Required task:
Please print the full listing exactly.

━━━━━━

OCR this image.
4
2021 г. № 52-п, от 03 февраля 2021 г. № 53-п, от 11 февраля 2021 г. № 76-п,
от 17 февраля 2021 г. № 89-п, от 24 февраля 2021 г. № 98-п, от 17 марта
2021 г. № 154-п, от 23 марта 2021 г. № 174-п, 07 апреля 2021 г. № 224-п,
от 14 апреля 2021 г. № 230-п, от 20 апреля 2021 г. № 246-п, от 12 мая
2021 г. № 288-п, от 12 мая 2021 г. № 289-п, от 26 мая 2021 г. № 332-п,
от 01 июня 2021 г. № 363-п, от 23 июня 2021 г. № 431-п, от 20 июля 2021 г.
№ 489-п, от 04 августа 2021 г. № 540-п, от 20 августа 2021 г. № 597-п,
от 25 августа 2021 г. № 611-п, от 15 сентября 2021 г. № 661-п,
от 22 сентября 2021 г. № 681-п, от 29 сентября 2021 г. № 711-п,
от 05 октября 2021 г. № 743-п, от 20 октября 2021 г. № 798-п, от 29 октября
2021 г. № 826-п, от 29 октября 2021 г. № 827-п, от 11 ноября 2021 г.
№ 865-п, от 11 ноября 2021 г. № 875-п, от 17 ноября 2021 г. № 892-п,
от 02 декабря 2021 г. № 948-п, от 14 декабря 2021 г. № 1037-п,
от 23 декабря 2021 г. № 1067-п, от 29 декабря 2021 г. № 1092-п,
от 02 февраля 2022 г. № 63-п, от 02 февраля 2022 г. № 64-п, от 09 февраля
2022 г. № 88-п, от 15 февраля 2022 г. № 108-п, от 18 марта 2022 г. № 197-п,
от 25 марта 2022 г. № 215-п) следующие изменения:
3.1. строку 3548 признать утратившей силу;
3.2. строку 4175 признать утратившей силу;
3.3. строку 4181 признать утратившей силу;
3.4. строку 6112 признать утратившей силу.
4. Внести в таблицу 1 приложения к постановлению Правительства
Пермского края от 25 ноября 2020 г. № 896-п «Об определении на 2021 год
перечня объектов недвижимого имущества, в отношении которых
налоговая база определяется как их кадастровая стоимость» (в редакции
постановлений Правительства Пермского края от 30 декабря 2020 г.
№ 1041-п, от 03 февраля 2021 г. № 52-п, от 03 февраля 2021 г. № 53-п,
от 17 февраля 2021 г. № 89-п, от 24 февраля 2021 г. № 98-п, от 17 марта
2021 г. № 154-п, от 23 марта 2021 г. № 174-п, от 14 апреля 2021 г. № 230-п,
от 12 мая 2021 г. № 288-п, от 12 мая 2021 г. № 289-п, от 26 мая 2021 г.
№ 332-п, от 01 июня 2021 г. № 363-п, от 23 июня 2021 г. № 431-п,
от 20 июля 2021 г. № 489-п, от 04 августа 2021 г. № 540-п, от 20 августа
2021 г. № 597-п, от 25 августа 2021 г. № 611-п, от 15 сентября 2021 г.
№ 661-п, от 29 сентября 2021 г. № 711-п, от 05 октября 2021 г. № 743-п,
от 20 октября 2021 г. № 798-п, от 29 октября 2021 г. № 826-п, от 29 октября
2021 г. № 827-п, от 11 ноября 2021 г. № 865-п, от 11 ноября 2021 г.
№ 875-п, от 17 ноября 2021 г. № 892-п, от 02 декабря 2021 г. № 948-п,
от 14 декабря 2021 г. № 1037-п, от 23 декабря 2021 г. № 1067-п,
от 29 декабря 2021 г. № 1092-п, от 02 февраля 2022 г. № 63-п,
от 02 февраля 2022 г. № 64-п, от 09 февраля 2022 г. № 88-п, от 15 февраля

━━━━━━

The answer:
OCR this image.
4
2021 г. № 52-п, от 03 февраля 2021 г. № 53-п, от 11 февраля 2021 г. № 76-п,
от 17 февраля 2021 г. № 89-п, от 24 февраля 2021 г. № 98-п, от 17 марта
2021 г. № 154-п, от 23 марта 2021 г. № 174-п, 07 апреля 2021 г. № 224-п,
от 14 апреля 2021 г. № 230-п, от 20 апреля 2021 г. № 246-п, от 12 мая
2021 г. № 288-п, от 12 мая 2021 г. № 289-п, от 26 мая 2021 г. № 332-п,
от 01 июня 2021 г. № 363-п, от 23 июня 2021 г. № 431-п, от 20 июля 2021 г.
№ 489-п, от 04 августа 2021 г. № 540-п, от 20 августа 2021 г. № 597-п,
от 25 августа 2021 г. № 611-п, от 15 сентября 2021 г. № 661-п,
от 22 сентября 2021 г. № 681-п, от 29 сентября 2021 г. № 711-п,
от 05 октября 2021 г. № 743-п, от 20 октября 2021 г. № 798-п, от 29 октября
2021 г. № 826-п, от 29 октября 2021 г. № 827-п, от 11 ноября 2021 г.
№ 865-п, от 11 ноября 2021 г. № 875-п, от 17 ноября 2021 г. № 892-п,
от 02 декабря 2021 г. № 948-п, от 14 декабря 2021 г. № 1037-п,
от 23 декабря 2021 г. № 1067-п, от 29 декабря 2021 г. № 1092-п,
от 02 февраля 2022 г. № 63-п, от 02 февраля 2022 г. № 64-п, от 09 февраля
2022 г. № 88-п, от 15 февраля 2022 г. № 108-п, от 18 марта 2022 г. № 197-п,
от 25 марта 2022 г. № 215-п) следующие изменения:
3.1. строку 3548 признать утратившей силу;
3.2. строку 4175 признать утратившей силу;
3.3. строку 4181 признать утратившей силу;
3.4. строку 6112 признать утратившей силу.
4. Внести в таблицу 1 приложения к постановлению Правительства
Пермского края от 25 ноября 2020 г. № 896-п «Об определении на 2021 год
перечня объектов недвижимого имущества, в отношении которых
налоговая база определяется как их кадастровая стоимость» (в редакции
постановлений Правительства Пермского края от 30 декабря 2020 г.
№ 1041-п, от 03 февраля 2021 г. № 52-п, от 03 февраля 2021 г. № 53-п,
от 17 февраля 2021 г. № 89-п, от 24 февраля 2021 г. № 98-п, от 17 марта
2021 г. № 154-п, от 23 марта 2021 г. № 174-п, от 14 апреля 2021 г. № 230-п,
от 12 мая 2021 г. № 288-п, от 12 мая 2021 г. № 289-п, от 26 мая 2021 г.
№ 332-п, от 01 июня 2021 г. № 363-п, от 23 июня 2021 г. № 431-п,
от 20 июля 2021 г. № 489-п, от 04 августа 2021 г. № 540-п, от 20 августа
2021 г. № 597-п, от 25 августа 2021 г. № 611-п, от 15 сентября 2021 г.
№ 661-п, от 29 сентября 2021 г. № 711-п, от 05 октября 2021 г. № 743-п,
от 20 октября 2021 г. № 798-п, от 29 октября 2021 г. № 826-п, от 29 октября
2021 г. № 827-п, от 11 ноября 2021 г. № 865-п, от 11 ноября 2021 г.
№ 875-п, от 17 ноября 2021 г. № 892-п, от 02 декабря 2021 г. № 948-п,
от 14 декабря 2021 г. № 1037-п, от 23 декабря 2021 г. № 1067-п,
от 29 декабря 2021 г. № 1092-п, от 02 февраля 2022 г. № 63-п,
от 02 февраля 2022 г. № 64-п, от 09 февраля 2022 г. № 88-п, от 15 февраля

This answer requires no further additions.